| Set exercise |
Scan the material below for lines with the word "page" and report how many there are, with nothing added.

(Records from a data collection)
▬▬▬

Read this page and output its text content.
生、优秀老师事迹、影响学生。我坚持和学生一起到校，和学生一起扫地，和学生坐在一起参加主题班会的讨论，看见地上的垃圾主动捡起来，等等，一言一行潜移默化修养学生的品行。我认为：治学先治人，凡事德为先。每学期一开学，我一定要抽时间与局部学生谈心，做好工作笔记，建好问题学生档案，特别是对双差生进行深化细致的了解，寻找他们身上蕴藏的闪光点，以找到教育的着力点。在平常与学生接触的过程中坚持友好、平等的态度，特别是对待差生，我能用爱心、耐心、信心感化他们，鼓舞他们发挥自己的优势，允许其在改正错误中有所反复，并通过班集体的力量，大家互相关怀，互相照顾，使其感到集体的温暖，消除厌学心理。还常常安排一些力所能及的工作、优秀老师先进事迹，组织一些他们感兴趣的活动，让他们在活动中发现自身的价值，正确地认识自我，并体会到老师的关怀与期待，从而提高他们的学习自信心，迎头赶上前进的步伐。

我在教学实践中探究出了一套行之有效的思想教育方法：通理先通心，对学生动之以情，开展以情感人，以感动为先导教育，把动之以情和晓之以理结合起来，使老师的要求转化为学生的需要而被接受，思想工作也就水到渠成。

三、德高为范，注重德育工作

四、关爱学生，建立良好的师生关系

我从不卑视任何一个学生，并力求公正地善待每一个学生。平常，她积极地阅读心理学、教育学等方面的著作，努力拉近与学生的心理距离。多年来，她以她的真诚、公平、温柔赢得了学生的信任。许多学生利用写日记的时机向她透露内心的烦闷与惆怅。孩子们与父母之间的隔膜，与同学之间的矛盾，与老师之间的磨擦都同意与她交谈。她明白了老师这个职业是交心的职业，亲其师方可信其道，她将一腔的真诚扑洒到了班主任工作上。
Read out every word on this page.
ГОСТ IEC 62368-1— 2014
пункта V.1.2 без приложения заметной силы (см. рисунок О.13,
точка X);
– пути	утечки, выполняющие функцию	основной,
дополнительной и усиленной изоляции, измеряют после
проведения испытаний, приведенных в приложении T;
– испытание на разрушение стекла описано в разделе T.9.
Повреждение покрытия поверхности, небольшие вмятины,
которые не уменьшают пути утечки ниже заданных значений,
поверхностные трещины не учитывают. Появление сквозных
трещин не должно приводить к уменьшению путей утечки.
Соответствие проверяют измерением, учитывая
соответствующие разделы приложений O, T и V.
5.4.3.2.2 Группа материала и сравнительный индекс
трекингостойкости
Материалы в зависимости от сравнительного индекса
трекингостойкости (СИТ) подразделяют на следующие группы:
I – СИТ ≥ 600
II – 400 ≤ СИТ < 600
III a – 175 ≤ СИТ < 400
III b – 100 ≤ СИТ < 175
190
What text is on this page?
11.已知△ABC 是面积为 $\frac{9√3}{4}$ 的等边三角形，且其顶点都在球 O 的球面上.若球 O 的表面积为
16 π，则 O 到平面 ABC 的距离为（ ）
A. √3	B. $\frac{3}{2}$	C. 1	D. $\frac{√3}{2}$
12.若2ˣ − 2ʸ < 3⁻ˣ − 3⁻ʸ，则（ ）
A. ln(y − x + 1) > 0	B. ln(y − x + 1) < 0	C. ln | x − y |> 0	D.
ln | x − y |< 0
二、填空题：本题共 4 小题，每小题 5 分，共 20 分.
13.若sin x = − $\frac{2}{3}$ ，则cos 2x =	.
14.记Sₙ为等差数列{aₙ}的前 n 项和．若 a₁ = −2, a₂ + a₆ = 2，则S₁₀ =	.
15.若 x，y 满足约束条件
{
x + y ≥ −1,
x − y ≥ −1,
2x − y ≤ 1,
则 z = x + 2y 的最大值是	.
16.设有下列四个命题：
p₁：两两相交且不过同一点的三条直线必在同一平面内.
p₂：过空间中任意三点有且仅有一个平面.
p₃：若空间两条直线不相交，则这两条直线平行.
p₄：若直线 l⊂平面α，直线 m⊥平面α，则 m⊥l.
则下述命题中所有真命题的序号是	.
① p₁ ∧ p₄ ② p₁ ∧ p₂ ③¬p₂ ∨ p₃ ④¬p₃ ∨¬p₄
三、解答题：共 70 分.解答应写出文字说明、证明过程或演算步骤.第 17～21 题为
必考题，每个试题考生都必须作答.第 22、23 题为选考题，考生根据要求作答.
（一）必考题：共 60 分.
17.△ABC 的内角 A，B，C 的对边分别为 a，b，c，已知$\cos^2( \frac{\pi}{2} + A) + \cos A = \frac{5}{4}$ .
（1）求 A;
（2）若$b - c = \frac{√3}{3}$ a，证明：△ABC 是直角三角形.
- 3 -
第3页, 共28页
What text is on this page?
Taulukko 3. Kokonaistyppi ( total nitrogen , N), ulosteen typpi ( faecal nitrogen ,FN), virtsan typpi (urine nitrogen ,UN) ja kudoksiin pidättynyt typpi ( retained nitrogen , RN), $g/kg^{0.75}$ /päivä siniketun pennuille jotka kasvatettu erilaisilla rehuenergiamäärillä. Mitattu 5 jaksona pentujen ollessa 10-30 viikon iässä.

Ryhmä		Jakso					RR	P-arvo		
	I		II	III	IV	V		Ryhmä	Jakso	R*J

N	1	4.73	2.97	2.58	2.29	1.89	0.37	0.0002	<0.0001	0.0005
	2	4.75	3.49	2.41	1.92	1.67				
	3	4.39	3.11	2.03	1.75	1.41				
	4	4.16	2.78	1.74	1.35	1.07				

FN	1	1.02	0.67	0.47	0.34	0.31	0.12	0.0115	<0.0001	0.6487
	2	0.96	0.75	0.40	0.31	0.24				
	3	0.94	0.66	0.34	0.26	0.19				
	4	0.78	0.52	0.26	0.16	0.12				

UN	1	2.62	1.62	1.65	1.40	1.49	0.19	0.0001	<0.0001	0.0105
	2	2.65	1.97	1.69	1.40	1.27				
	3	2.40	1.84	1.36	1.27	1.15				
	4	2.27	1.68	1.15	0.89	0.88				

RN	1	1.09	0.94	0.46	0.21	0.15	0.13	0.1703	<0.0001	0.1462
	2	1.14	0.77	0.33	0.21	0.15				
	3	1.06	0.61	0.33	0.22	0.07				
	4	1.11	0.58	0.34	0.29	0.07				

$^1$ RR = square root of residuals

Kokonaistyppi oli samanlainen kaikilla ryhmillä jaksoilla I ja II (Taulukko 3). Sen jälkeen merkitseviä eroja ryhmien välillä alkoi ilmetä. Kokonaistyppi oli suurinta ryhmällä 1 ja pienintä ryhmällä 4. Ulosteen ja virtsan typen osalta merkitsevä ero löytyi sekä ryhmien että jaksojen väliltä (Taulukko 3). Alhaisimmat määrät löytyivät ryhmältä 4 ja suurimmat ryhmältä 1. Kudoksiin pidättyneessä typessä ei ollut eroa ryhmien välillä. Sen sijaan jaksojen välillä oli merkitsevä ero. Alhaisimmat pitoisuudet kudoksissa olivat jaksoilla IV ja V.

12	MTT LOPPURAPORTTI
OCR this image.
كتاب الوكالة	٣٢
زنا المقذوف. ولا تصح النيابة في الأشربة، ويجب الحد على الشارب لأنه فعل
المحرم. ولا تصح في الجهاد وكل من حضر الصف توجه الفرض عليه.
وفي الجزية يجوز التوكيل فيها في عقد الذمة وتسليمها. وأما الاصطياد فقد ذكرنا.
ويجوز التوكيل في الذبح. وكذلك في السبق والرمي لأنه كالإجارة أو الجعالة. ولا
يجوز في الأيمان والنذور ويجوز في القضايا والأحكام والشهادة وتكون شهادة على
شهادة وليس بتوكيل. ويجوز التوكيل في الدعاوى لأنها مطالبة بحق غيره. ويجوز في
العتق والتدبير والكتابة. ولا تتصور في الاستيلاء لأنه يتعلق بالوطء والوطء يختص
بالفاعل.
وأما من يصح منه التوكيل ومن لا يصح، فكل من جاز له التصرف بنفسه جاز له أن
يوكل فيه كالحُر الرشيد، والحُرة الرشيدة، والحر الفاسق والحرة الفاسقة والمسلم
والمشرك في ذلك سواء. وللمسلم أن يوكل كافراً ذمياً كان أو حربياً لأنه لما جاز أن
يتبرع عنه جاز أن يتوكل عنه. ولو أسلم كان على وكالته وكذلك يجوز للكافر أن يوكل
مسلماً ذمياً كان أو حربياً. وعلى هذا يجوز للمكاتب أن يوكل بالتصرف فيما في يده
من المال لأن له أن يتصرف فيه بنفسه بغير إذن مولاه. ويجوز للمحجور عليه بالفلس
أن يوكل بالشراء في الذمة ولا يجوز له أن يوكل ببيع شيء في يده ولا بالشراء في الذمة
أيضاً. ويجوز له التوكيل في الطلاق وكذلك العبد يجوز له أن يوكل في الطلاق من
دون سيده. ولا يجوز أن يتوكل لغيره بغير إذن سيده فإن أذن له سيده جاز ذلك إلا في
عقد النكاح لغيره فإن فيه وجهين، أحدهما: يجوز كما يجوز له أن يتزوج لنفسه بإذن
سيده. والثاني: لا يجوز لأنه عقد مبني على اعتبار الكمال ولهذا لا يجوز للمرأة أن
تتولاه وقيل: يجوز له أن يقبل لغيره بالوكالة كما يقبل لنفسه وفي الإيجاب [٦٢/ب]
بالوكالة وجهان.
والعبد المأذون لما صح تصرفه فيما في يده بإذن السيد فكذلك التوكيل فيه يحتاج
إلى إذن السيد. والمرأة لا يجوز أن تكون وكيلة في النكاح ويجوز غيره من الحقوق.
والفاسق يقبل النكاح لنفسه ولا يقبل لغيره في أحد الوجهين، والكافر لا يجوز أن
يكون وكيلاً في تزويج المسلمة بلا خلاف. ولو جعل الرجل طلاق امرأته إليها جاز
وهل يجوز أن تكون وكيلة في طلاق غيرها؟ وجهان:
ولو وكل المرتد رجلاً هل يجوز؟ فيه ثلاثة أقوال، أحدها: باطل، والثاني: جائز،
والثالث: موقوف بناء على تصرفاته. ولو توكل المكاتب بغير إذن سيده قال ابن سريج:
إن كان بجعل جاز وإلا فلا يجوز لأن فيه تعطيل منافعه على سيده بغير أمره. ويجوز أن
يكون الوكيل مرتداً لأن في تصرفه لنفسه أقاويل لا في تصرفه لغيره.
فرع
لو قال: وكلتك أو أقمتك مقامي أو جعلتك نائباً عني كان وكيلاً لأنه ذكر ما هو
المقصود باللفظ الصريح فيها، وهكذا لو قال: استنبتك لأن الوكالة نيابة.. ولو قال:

▬▬▬

| Completed exercise |
4